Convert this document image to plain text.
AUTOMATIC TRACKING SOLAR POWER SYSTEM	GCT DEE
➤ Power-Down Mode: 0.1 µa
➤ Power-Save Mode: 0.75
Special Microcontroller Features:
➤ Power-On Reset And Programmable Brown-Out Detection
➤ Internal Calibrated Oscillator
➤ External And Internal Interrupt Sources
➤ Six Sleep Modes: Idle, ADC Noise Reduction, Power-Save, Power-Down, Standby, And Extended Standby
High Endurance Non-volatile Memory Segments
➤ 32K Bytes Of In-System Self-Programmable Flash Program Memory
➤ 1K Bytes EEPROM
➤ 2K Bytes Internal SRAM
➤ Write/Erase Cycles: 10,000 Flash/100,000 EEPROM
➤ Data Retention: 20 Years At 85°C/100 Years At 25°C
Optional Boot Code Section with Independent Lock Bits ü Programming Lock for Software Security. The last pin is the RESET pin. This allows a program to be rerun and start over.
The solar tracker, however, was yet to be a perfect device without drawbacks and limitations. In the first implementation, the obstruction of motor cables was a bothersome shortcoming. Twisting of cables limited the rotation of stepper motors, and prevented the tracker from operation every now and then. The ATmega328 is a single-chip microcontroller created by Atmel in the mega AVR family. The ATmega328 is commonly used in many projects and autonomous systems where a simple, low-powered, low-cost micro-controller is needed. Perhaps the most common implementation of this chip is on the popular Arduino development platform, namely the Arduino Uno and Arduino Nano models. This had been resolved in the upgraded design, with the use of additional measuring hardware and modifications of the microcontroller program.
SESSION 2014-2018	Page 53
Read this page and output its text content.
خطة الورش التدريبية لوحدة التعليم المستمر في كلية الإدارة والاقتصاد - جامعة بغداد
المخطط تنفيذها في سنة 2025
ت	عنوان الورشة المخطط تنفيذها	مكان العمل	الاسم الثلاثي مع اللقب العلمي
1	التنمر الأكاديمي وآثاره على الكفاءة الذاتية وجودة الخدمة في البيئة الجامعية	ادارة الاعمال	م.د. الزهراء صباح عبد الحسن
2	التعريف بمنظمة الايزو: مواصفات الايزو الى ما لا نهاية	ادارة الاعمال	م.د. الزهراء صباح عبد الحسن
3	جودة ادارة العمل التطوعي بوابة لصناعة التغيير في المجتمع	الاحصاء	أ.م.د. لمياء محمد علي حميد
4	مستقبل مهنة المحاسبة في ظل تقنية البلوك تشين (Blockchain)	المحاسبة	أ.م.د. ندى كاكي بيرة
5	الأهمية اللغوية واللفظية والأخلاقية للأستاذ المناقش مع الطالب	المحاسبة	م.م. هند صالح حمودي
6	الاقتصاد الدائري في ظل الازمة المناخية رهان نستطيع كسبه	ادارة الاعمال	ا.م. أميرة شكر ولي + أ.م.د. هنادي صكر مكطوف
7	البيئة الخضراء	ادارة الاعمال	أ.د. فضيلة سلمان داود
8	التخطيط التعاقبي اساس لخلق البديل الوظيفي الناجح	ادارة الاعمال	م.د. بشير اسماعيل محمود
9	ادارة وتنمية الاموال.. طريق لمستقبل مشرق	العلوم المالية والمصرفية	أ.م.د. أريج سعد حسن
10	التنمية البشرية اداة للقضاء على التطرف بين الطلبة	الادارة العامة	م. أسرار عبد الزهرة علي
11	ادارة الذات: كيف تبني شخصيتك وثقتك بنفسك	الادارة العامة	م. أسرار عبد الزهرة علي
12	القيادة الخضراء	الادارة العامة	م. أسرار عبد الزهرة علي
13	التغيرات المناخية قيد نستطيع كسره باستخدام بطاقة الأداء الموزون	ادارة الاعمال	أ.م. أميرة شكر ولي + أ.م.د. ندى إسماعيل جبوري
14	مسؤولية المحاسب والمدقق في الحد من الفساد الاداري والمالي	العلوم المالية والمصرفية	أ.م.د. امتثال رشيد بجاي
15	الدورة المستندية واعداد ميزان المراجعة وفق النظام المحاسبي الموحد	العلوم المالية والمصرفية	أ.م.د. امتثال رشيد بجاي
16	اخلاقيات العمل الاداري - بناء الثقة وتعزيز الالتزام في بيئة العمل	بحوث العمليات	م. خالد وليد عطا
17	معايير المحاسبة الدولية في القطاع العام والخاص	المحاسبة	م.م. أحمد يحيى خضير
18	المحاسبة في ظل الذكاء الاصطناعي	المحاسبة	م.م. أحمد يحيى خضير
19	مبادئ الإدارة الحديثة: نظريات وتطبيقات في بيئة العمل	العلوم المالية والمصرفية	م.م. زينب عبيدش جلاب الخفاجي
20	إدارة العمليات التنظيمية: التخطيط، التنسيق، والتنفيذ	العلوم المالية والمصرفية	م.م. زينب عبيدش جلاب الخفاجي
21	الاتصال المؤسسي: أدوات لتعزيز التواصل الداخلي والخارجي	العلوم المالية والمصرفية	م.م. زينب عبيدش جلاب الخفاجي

- **WORK REQUIRED**: Go through the records above and retype each one exactly.

- **TASK SOLUTION**:
Convert this document image to plain text.
AUTOMATIC TRACKING SOLAR POWER SYSTEM	GCT DEE
➤ Power-Down Mode: 0.1 µa
➤ Power-Save Mode: 0.75
Special Microcontroller Features:
➤ Power-On Reset And Programmable Brown-Out Detection
➤ Internal Calibrated Oscillator
➤ External And Internal Interrupt Sources
➤ Six Sleep Modes: Idle, ADC Noise Reduction, Power-Save, Power-Down, Standby, And Extended Standby
High Endurance Non-volatile Memory Segments
➤ 32K Bytes Of In-System Self-Programmable Flash Program Memory
➤ 1K Bytes EEPROM
➤ 2K Bytes Internal SRAM
➤ Write/Erase Cycles: 10,000 Flash/100,000 EEPROM
➤ Data Retention: 20 Years At 85°C/100 Years At 25°C
Optional Boot Code Section with Independent Lock Bits ü Programming Lock for Software Security. The last pin is the RESET pin. This allows a program to be rerun and start over.
The solar tracker, however, was yet to be a perfect device without drawbacks and limitations. In the first implementation, the obstruction of motor cables was a bothersome shortcoming. Twisting of cables limited the rotation of stepper motors, and prevented the tracker from operation every now and then. The ATmega328 is a single-chip microcontroller created by Atmel in the mega AVR family. The ATmega328 is commonly used in many projects and autonomous systems where a simple, low-powered, low-cost micro-controller is needed. Perhaps the most common implementation of this chip is on the popular Arduino development platform, namely the Arduino Uno and Arduino Nano models. This had been resolved in the upgraded design, with the use of additional measuring hardware and modifications of the microcontroller program.
SESSION 2014-2018	Page 53
Read this page and output its text content.
خطة الورش التدريبية لوحدة التعليم المستمر في كلية الإدارة والاقتصاد - جامعة بغداد
المخطط تنفيذها في سنة 2025
ت	عنوان الورشة المخطط تنفيذها	مكان العمل	الاسم الثلاثي مع اللقب العلمي
1	التنمر الأكاديمي وآثاره على الكفاءة الذاتية وجودة الخدمة في البيئة الجامعية	ادارة الاعمال	م.د. الزهراء صباح عبد الحسن
2	التعريف بمنظمة الايزو: مواصفات الايزو الى ما لا نهاية	ادارة الاعمال	م.د. الزهراء صباح عبد الحسن
3	جودة ادارة العمل التطوعي بوابة لصناعة التغيير في المجتمع	الاحصاء	أ.م.د. لمياء محمد علي حميد
4	مستقبل مهنة المحاسبة في ظل تقنية البلوك تشين (Blockchain)	المحاسبة	أ.م.د. ندى كاكي بيرة
5	الأهمية اللغوية واللفظية والأخلاقية للأستاذ المناقش مع الطالب	المحاسبة	م.م. هند صالح حمودي
6	الاقتصاد الدائري في ظل الازمة المناخية رهان نستطيع كسبه	ادارة الاعمال	ا.م. أميرة شكر ولي + أ.م.د. هنادي صكر مكطوف
7	البيئة الخضراء	ادارة الاعمال	أ.د. فضيلة سلمان داود
8	التخطيط التعاقبي اساس لخلق البديل الوظيفي الناجح	ادارة الاعمال	م.د. بشير اسماعيل محمود
9	ادارة وتنمية الاموال.. طريق لمستقبل مشرق	العلوم المالية والمصرفية	أ.م.د. أريج سعد حسن
10	التنمية البشرية اداة للقضاء على التطرف بين الطلبة	الادارة العامة	م. أسرار عبد الزهرة علي
11	ادارة الذات: كيف تبني شخصيتك وثقتك بنفسك	الادارة العامة	م. أسرار عبد الزهرة علي
12	القيادة الخضراء	الادارة العامة	م. أسرار عبد الزهرة علي
13	التغيرات المناخية قيد نستطيع كسره باستخدام بطاقة الأداء الموزون	ادارة الاعمال	أ.م. أميرة شكر ولي + أ.م.د. ندى إسماعيل جبوري
14	مسؤولية المحاسب والمدقق في الحد من الفساد الاداري والمالي	العلوم المالية والمصرفية	أ.م.د. امتثال رشيد بجاي
15	الدورة المستندية واعداد ميزان المراجعة وفق النظام المحاسبي الموحد	العلوم المالية والمصرفية	أ.م.د. امتثال رشيد بجاي
16	اخلاقيات العمل الاداري - بناء الثقة وتعزيز الالتزام في بيئة العمل	بحوث العمليات	م. خالد وليد عطا
17	معايير المحاسبة الدولية في القطاع العام والخاص	المحاسبة	م.م. أحمد يحيى خضير
18	المحاسبة في ظل الذكاء الاصطناعي	المحاسبة	م.م. أحمد يحيى خضير
19	مبادئ الإدارة الحديثة: نظريات وتطبيقات في بيئة العمل	العلوم المالية والمصرفية	م.م. زينب عبيدش جلاب الخفاجي
20	إدارة العمليات التنظيمية: التخطيط، التنسيق، والتنفيذ	العلوم المالية والمصرفية	م.م. زينب عبيدش جلاب الخفاجي
21	الاتصال المؤسسي: أدوات لتعزيز التواصل الداخلي والخارجي	العلوم المالية والمصرفية	م.م. زينب عبيدش جلاب الخفاجي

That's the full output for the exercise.